§ **What you are asked to do**
Count the lines below that contain the word "obrót", and reply with that number alone.

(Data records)
## BEGIN

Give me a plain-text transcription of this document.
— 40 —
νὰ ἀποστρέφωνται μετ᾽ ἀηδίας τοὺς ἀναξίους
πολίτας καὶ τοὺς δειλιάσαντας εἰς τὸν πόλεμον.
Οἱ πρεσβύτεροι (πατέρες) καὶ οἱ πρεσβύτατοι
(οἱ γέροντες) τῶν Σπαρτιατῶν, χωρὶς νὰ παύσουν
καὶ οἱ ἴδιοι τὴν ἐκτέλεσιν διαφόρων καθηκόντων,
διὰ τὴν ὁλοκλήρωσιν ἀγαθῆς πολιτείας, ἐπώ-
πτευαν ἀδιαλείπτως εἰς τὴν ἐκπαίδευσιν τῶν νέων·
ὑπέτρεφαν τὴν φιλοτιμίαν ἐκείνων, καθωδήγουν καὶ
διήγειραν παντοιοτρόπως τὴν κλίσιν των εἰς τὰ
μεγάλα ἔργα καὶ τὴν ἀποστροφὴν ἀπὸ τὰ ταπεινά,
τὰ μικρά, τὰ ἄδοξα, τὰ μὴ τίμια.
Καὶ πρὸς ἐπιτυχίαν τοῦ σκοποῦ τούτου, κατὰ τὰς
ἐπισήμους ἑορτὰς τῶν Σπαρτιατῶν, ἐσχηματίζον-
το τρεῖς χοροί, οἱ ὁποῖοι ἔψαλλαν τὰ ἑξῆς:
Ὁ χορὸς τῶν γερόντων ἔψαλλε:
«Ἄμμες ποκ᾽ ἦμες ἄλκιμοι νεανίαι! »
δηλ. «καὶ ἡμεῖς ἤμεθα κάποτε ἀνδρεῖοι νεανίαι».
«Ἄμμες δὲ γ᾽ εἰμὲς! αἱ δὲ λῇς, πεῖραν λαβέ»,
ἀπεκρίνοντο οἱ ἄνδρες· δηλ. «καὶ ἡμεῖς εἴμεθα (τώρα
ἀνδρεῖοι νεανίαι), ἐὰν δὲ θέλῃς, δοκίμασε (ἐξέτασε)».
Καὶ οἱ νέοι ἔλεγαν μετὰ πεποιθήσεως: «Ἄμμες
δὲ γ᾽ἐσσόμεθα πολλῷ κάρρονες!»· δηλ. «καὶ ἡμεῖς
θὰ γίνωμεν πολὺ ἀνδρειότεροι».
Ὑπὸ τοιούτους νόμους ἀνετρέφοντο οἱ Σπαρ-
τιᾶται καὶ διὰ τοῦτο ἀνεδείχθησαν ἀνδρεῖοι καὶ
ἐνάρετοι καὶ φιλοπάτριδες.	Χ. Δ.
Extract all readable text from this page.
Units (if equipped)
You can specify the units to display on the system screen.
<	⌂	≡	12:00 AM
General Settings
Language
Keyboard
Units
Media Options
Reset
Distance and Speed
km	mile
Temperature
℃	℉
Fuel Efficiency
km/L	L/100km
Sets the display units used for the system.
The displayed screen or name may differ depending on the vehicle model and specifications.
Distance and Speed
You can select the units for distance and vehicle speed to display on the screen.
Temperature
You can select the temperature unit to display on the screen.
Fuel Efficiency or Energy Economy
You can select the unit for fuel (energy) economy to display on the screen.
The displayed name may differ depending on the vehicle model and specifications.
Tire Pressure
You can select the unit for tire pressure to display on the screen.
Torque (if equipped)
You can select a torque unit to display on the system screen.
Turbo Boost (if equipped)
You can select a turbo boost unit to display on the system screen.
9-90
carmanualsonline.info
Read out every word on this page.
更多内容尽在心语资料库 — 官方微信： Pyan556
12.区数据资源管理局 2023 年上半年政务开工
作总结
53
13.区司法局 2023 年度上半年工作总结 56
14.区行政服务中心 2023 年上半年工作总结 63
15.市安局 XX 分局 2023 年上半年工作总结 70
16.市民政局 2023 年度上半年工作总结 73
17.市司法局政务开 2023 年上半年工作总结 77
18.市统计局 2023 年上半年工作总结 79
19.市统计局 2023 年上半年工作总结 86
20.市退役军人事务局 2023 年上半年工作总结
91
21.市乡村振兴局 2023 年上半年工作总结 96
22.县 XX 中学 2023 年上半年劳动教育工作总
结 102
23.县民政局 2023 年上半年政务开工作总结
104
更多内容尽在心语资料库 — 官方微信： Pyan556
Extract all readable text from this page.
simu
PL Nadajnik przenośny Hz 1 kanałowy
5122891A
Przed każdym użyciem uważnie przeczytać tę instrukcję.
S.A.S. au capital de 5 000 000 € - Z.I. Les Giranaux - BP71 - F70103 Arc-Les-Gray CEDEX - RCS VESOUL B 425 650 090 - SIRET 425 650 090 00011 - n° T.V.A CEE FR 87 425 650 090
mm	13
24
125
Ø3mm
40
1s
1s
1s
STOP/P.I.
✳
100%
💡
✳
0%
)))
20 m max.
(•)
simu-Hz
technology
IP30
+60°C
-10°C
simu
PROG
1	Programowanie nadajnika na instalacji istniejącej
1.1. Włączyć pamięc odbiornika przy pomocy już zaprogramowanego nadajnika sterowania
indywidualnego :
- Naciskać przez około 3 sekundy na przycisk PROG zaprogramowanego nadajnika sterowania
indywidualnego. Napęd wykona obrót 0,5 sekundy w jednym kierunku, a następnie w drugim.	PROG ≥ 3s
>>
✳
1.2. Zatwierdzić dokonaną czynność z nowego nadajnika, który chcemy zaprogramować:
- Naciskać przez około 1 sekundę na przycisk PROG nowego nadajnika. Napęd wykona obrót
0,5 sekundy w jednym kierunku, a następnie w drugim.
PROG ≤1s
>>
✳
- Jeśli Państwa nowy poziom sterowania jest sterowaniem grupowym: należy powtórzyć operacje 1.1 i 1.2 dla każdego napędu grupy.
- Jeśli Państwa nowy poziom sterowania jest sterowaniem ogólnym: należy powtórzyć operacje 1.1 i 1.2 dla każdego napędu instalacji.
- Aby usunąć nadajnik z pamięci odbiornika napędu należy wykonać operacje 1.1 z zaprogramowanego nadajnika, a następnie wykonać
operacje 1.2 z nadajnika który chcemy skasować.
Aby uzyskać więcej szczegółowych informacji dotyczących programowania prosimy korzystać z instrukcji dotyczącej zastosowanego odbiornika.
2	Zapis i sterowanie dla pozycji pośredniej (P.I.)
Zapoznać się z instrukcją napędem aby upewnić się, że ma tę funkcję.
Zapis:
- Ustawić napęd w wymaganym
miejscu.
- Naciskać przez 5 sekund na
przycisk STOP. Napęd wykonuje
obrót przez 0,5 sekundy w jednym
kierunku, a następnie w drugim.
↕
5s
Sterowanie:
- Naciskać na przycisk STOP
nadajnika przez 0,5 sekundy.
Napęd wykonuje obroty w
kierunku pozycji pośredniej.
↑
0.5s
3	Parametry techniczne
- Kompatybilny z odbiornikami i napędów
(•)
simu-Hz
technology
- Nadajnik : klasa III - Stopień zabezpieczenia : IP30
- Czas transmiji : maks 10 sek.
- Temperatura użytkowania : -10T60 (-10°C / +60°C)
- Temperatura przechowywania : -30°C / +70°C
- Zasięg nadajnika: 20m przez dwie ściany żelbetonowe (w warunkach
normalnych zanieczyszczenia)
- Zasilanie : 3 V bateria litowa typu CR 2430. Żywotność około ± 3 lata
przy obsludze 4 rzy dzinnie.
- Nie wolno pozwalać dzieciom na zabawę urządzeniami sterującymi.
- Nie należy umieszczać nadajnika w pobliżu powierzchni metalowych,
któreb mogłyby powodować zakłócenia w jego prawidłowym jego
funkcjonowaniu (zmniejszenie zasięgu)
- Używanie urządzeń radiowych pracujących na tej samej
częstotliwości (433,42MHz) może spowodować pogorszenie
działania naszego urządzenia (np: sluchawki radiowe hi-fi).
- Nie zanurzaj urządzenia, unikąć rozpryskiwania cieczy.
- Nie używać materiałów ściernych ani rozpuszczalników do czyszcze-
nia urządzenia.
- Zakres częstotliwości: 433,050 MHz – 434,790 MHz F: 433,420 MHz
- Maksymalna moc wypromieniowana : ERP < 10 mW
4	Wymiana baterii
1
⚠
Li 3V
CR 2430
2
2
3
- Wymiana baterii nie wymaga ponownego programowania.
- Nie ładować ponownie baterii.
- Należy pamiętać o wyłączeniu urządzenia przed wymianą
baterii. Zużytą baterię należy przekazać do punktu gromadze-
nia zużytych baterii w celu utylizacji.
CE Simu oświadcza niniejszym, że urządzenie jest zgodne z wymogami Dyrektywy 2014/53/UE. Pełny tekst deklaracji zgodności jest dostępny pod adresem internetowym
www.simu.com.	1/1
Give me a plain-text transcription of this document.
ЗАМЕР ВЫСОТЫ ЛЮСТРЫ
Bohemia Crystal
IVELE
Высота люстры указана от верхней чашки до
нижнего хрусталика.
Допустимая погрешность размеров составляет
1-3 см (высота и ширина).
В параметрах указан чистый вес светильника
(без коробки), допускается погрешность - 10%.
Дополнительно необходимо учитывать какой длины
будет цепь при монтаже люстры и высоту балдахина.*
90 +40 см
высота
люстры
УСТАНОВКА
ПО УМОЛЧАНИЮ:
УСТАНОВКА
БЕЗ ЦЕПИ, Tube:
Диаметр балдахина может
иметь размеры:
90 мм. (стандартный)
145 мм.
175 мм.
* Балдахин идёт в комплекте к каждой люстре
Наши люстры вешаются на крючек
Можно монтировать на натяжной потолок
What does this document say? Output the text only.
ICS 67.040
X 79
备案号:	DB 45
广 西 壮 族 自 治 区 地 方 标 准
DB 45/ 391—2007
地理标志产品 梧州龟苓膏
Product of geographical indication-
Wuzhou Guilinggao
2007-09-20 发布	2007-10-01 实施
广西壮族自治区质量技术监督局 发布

## END

§ **Answer in full**
3